[start Document excerpt]
DONATE

Someday, I'll Have a Conversation

Apr 27, 2012

Human relationships are rich; they’re messy and demanding. We have learned the habit of cleaning them up with technology … But it’s a process in which we shortchange ourselves. Worse, it seems that over time we stop caring, we forget that there is a difference.

A recent article in The New York Times“The Flight from Conversation” – examines the role that technology and all the little devices we carry around and use to communicate with others are playing in changing the way we interact, relate and “connect” (or not) to one another. The article makes the point that:

We’ve become accustomed to a new way of being “alone together.” Technology-enabled, we are able to be with one another, and also elsewhere, connected to wherever we want to be. We want to customize our lives. We want to move in and out of where we are because the thing we value most is control over where we focus our attention. We have gotten used to the idea of being in a tribe of one, loyal to our own party.

It also shares that:

A 16-year-old boy who relies on texting for almost everything says almost wistfully, “Someday, someday, but certainly not now, I’d like to learn how to have a conversation.”

Someday … I’d like to learn to have a conversation.

Just yesterday Tom was on Facebook and sent a birthday greeting to a relative with whom he only communicates with via Facebook or twice a year at holidays.  Michael and Tom have talked often about how we find it fascinating that people wish each other “Happy Birthday” even though they have virtually no other communication with one another the rest of the year.  There seems to be a superficiality to so many of our human relationships.
[end Document excerpt]
[start Entries]
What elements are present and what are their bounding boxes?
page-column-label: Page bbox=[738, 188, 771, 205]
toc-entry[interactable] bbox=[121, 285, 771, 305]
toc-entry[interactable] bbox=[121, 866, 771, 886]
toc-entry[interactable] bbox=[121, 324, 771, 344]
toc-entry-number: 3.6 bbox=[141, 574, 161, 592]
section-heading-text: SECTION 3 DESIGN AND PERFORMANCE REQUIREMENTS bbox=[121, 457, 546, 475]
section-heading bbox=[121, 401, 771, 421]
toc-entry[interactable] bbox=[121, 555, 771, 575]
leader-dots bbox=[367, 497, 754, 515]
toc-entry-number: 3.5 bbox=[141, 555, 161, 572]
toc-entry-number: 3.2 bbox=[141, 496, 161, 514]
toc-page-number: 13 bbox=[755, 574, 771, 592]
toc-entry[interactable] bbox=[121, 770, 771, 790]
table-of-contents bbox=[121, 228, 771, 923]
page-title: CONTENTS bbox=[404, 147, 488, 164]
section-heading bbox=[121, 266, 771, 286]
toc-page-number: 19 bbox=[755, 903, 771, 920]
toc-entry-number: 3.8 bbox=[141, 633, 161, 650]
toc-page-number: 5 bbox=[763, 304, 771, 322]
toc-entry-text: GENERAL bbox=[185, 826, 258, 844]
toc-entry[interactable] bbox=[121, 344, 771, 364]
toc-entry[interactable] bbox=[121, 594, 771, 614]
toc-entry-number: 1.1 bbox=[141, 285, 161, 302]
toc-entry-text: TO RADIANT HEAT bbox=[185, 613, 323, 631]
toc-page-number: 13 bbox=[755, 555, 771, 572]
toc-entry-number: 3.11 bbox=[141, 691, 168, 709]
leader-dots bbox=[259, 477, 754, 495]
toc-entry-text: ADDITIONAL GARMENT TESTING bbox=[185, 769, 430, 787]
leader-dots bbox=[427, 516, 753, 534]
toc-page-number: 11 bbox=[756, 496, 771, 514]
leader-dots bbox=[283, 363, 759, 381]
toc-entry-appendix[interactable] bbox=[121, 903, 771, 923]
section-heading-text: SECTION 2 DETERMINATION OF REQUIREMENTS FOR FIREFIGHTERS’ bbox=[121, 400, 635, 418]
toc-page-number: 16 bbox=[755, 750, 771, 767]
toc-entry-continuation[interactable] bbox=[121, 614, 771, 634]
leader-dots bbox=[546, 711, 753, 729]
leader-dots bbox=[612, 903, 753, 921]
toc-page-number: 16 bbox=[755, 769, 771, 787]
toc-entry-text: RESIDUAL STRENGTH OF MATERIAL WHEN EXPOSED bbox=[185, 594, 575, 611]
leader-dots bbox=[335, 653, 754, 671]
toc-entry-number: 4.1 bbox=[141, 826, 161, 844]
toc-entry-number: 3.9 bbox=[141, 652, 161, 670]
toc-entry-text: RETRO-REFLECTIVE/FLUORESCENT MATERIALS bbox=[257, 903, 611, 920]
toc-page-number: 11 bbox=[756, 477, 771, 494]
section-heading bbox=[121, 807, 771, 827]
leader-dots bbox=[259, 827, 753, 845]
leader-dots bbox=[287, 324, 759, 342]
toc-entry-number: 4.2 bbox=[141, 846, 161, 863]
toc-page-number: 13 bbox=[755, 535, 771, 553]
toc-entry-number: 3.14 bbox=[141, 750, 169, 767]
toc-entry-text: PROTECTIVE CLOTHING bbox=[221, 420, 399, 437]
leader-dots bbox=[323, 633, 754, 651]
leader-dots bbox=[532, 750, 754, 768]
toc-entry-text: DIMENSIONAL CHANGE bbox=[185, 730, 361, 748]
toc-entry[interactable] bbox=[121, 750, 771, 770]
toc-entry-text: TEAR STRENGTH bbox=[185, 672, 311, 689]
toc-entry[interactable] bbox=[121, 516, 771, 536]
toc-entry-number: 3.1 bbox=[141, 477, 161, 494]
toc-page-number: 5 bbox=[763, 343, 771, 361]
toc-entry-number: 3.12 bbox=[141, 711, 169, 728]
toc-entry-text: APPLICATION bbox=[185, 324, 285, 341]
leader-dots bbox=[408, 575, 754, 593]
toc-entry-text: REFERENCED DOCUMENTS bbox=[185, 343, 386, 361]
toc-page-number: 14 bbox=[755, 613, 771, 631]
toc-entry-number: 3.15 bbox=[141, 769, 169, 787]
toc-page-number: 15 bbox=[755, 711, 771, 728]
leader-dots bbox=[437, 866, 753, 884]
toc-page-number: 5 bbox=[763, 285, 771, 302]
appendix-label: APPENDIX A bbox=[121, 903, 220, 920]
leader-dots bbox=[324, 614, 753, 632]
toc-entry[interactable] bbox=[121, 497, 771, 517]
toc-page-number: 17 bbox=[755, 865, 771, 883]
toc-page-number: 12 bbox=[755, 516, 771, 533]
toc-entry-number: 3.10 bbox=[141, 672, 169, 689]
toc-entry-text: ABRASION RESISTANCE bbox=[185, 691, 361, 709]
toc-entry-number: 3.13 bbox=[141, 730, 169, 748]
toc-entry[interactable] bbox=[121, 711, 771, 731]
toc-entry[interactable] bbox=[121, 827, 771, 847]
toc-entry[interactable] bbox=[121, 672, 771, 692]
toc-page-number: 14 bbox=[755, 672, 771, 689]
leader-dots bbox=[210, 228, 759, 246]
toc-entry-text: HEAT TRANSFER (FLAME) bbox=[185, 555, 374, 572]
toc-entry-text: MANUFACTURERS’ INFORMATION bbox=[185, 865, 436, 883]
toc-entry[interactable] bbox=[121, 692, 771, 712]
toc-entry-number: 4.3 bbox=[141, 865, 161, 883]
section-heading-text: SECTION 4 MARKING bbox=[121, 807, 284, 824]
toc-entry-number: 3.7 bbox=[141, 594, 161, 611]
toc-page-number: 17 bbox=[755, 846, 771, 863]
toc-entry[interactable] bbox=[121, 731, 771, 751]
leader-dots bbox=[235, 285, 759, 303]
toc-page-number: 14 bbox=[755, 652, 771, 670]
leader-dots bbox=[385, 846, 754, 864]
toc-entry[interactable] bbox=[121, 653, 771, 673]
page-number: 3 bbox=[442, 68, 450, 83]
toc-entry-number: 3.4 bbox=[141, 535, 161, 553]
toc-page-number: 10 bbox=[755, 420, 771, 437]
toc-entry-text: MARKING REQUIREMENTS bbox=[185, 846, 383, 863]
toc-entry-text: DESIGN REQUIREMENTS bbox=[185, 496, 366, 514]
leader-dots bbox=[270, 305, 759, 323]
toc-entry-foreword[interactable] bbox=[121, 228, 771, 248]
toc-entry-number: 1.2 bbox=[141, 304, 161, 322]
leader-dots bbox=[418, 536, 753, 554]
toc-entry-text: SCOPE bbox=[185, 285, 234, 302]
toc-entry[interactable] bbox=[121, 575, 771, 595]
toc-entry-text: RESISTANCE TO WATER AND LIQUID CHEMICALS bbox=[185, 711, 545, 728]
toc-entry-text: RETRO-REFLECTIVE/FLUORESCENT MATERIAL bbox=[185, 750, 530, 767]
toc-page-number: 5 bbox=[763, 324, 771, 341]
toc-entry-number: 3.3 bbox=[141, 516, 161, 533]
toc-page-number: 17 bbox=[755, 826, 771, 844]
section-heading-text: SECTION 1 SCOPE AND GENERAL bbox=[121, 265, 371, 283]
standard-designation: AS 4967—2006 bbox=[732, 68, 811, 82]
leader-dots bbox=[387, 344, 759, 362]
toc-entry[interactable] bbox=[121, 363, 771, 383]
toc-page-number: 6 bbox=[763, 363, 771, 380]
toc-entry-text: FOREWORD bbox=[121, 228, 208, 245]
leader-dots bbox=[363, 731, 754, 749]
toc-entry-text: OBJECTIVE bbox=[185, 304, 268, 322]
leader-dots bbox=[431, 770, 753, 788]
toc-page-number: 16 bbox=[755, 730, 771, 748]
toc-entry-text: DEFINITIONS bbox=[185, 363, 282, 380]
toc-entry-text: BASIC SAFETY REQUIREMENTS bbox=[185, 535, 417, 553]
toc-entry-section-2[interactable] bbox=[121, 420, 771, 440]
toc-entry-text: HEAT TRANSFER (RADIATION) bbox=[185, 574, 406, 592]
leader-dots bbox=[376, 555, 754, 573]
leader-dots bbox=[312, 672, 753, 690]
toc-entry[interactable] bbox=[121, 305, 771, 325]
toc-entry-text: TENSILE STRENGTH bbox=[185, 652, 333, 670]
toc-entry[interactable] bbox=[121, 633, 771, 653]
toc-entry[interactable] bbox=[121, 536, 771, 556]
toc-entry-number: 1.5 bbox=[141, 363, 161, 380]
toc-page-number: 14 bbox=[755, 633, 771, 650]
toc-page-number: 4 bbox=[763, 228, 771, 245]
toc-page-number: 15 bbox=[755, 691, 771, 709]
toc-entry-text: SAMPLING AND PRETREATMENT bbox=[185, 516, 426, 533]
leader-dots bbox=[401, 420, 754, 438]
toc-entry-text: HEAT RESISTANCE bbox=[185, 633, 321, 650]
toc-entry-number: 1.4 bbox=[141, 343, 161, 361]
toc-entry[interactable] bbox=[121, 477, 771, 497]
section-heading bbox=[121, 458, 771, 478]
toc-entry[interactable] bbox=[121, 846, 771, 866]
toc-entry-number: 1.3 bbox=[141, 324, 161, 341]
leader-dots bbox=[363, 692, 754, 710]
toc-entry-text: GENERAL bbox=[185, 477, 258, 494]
[end Entries]
**Stated exercise:** In the post about technology and conversation, which newspaper published the article "The Flight from Conversation"?

**Final result:** The New York Times